■ WRITTEN PROBLEM ■
Reproduce the lines of the records below verbatim, starting at the line that contains "- col-priority-label: PRIORITY: [842, 429, 925, 448]" and ending after the line that contains "- row-checkbox[interactable]: [465, 542, 483, 560]". Output those lines alone.

=== DATA ===

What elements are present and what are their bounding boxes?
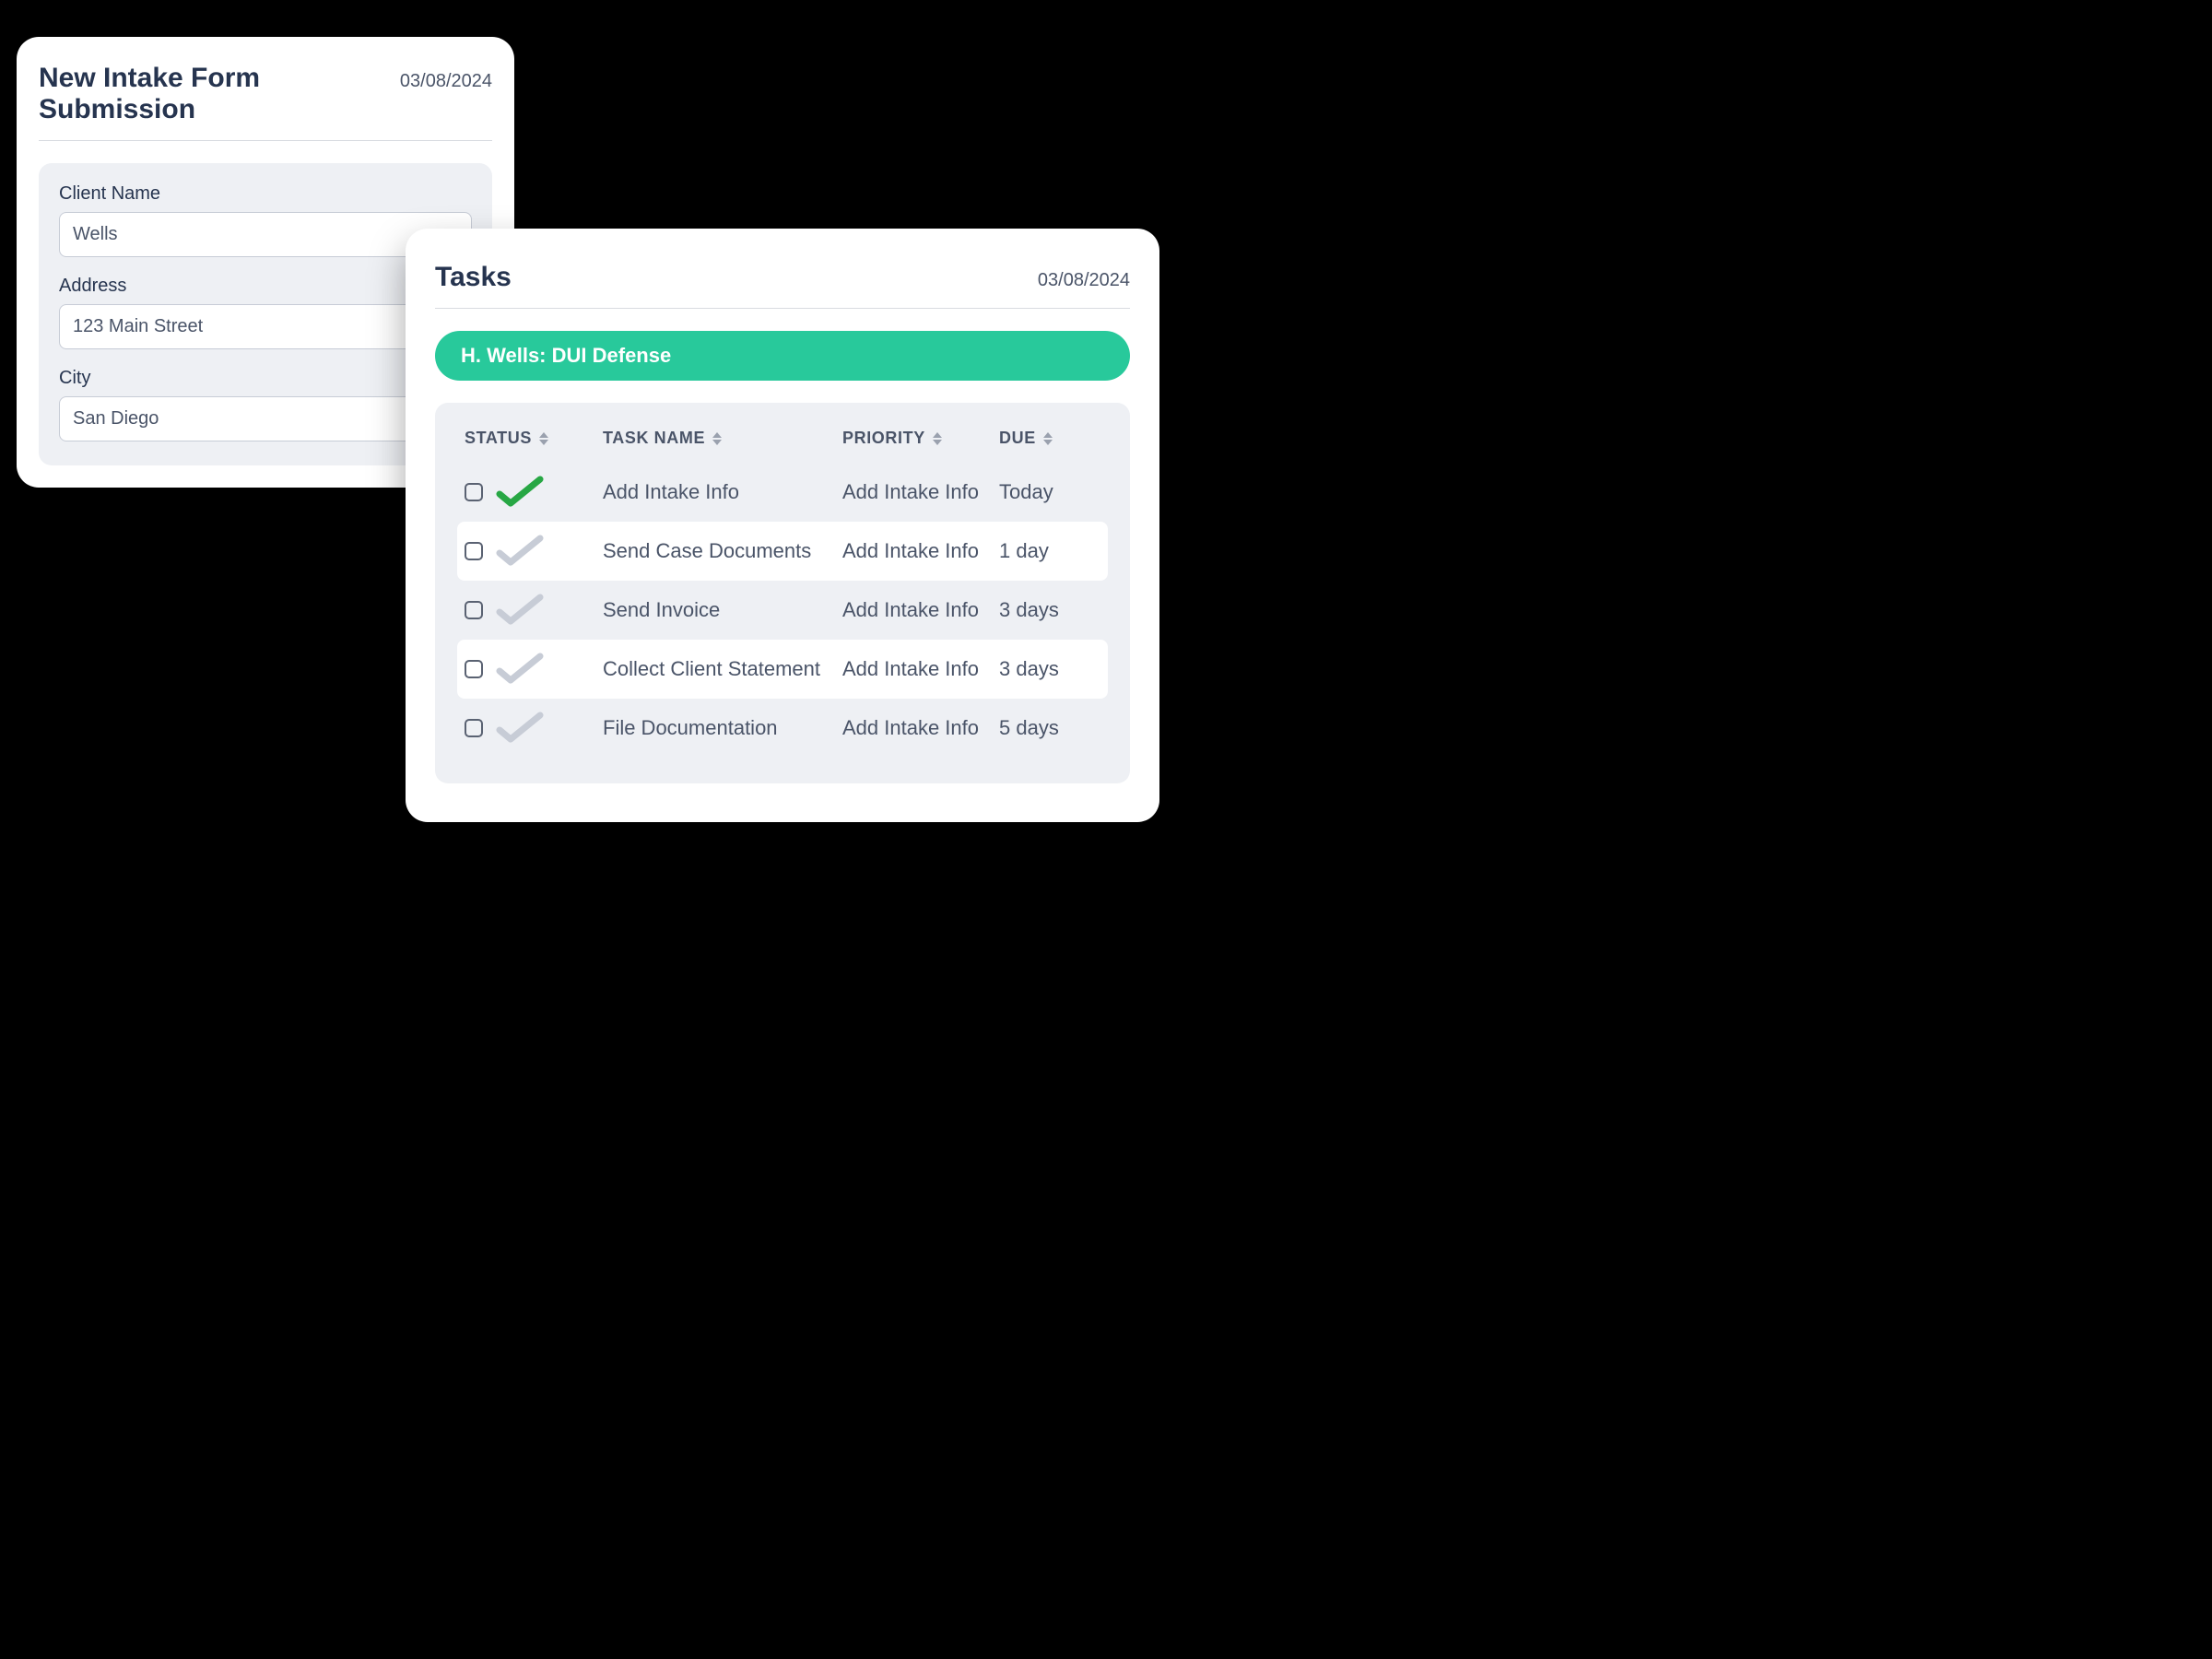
- col-priority-label: PRIORITY: [842, 429, 925, 448]
- table-header-row: STATUS TASK NAME PRIORITY: [457, 425, 1108, 463]
- check-pending-icon[interactable]: [496, 653, 544, 686]
- tasks-table: STATUS TASK NAME PRIORITY: [435, 403, 1130, 783]
- status-cell: [465, 535, 603, 568]
- table-row: Collect Client StatementAdd Intake Info3…: [457, 640, 1108, 699]
- col-task-name[interactable]: TASK NAME: [603, 429, 842, 448]
- row-checkbox[interactable]: [465, 719, 483, 737]
- col-task-name-label: TASK NAME: [603, 429, 705, 448]
- task-name-cell: Add Intake Info: [603, 480, 842, 504]
- priority-cell: Add Intake Info: [842, 480, 999, 504]
- sort-icon: [1043, 432, 1053, 445]
- task-name-cell: Send Invoice: [603, 598, 842, 622]
- table-row: Send Case DocumentsAdd Intake Info1 day: [457, 522, 1108, 581]
- intake-title: New Intake Form Submission: [39, 63, 400, 125]
- col-due[interactable]: DUE: [999, 429, 1100, 448]
- due-cell: 3 days: [999, 598, 1100, 622]
- intake-date: 03/08/2024: [400, 71, 492, 92]
- tasks-header: Tasks 03/08/2024: [435, 262, 1130, 309]
- status-cell: [465, 653, 603, 686]
- priority-cell: Add Intake Info: [842, 716, 999, 740]
- table-row: File DocumentationAdd Intake Info5 days: [457, 699, 1108, 758]
- task-name-cell: Send Case Documents: [603, 539, 842, 563]
- table-row: Add Intake InfoAdd Intake InfoToday: [457, 463, 1108, 522]
- sort-icon: [539, 432, 548, 445]
- row-checkbox[interactable]: [465, 483, 483, 501]
- status-cell: [465, 594, 603, 627]
- row-checkbox[interactable]: [465, 601, 483, 619]
- tasks-card: Tasks 03/08/2024 H. Wells: DUI Defense S…: [406, 229, 1159, 822]
- status-cell: [465, 712, 603, 745]
- status-cell: [465, 476, 603, 509]
- priority-cell: Add Intake Info: [842, 539, 999, 563]
- case-pill[interactable]: H. Wells: DUI Defense: [435, 331, 1130, 381]
- col-priority[interactable]: PRIORITY: [842, 429, 999, 448]
- table-row: Send InvoiceAdd Intake Info3 days: [457, 581, 1108, 640]
- tasks-title: Tasks: [435, 262, 512, 293]
- col-due-label: DUE: [999, 429, 1036, 448]
- row-checkbox[interactable]: [465, 542, 483, 560]
- check-pending-icon[interactable]: [496, 594, 544, 627]
- col-status[interactable]: STATUS: [465, 429, 603, 448]
- priority-cell: Add Intake Info: [842, 598, 999, 622]
- check-pending-icon[interactable]: [496, 712, 544, 745]
- due-cell: 5 days: [999, 716, 1100, 740]
- intake-header: New Intake Form Submission 03/08/2024: [39, 63, 492, 141]
- due-cell: 1 day: [999, 539, 1100, 563]
- sort-icon: [712, 432, 722, 445]
- tasks-date: 03/08/2024: [1038, 270, 1130, 291]
- task-name-cell: File Documentation: [603, 716, 842, 740]
- due-cell: Today: [999, 480, 1100, 504]
- row-checkbox[interactable]: [465, 660, 483, 678]
- priority-cell: Add Intake Info: [842, 657, 999, 681]
- col-status-label: STATUS: [465, 429, 532, 448]
- client-name-label: Client Name: [59, 183, 472, 205]
- sort-icon: [933, 432, 942, 445]
- check-pending-icon[interactable]: [496, 535, 544, 568]
- task-name-cell: Collect Client Statement: [603, 657, 842, 681]
- due-cell: 3 days: [999, 657, 1100, 681]
- check-done-icon[interactable]: [496, 476, 544, 509]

===

■ THE RESULT ■
- col-priority-label: PRIORITY: [842, 429, 925, 448]
- table-header-row: STATUS TASK NAME PRIORITY: [457, 425, 1108, 463]
- check-pending-icon[interactable]: [496, 653, 544, 686]
- tasks-table: STATUS TASK NAME PRIORITY: [435, 403, 1130, 783]
- status-cell: [465, 535, 603, 568]
- table-row: Collect Client StatementAdd Intake Info3…: [457, 640, 1108, 699]
- col-task-name[interactable]: TASK NAME: [603, 429, 842, 448]
- row-checkbox[interactable]: [465, 719, 483, 737]
- col-task-name-label: TASK NAME: [603, 429, 705, 448]
- task-name-cell: Add Intake Info: [603, 480, 842, 504]
- priority-cell: Add Intake Info: [842, 480, 999, 504]
- sort-icon: [1043, 432, 1053, 445]
- task-name-cell: Send Invoice: [603, 598, 842, 622]
- table-row: Send Case DocumentsAdd Intake Info1 day: [457, 522, 1108, 581]
- intake-title: New Intake Form Submission: [39, 63, 400, 125]
- col-due[interactable]: DUE: [999, 429, 1100, 448]
- due-cell: 3 days: [999, 598, 1100, 622]
- intake-date: 03/08/2024: [400, 71, 492, 92]
- tasks-header: Tasks 03/08/2024: [435, 262, 1130, 309]
- status-cell: [465, 653, 603, 686]
- priority-cell: Add Intake Info: [842, 716, 999, 740]
- table-row: File DocumentationAdd Intake Info5 days: [457, 699, 1108, 758]
- task-name-cell: Send Case Documents: [603, 539, 842, 563]
- table-row: Add Intake InfoAdd Intake InfoToday: [457, 463, 1108, 522]
- sort-icon: [539, 432, 548, 445]
- row-checkbox[interactable]: [465, 483, 483, 501]
- status-cell: [465, 594, 603, 627]
- row-checkbox[interactable]: [465, 601, 483, 619]
- tasks-card: Tasks 03/08/2024 H. Wells: DUI Defense S…: [406, 229, 1159, 822]
- status-cell: [465, 712, 603, 745]
- status-cell: [465, 476, 603, 509]
- priority-cell: Add Intake Info: [842, 539, 999, 563]
- case-pill[interactable]: H. Wells: DUI Defense: [435, 331, 1130, 381]
- col-priority[interactable]: PRIORITY: [842, 429, 999, 448]
- table-row: Send InvoiceAdd Intake Info3 days: [457, 581, 1108, 640]
- tasks-title: Tasks: [435, 262, 512, 293]
- col-due-label: DUE: [999, 429, 1036, 448]
- row-checkbox[interactable]: [465, 542, 483, 560]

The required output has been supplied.